▶ _Objective_: Output every entry exactly, from the first line to the last.

------------------------------------------------------------

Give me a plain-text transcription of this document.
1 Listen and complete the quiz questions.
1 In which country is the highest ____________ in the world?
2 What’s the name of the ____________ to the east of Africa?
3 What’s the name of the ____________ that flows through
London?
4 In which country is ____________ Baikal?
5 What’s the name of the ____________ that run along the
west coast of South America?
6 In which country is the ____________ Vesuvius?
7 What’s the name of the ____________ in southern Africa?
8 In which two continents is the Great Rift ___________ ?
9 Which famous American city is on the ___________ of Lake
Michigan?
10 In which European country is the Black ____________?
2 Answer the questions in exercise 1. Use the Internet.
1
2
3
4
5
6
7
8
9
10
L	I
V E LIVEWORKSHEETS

------------------------------------------------------------

▶ _Output for this task_:
Give me a plain-text transcription of this document.
1 Listen and complete the quiz questions.
1 In which country is the highest ____________ in the world?
2 What’s the name of the ____________ to the east of Africa?
3 What’s the name of the ____________ that flows through
London?
4 In which country is ____________ Baikal?
5 What’s the name of the ____________ that run along the
west coast of South America?
6 In which country is the ____________ Vesuvius?
7 What’s the name of the ____________ in southern Africa?
8 In which two continents is the Great Rift ___________ ?
9 Which famous American city is on the ___________ of Lake
Michigan?
10 In which European country is the Black ____________?
2 Answer the questions in exercise 1. Use the Internet.
1
2
3
4
5
6
7
8
9
10
L	I
V E LIVEWORKSHEETS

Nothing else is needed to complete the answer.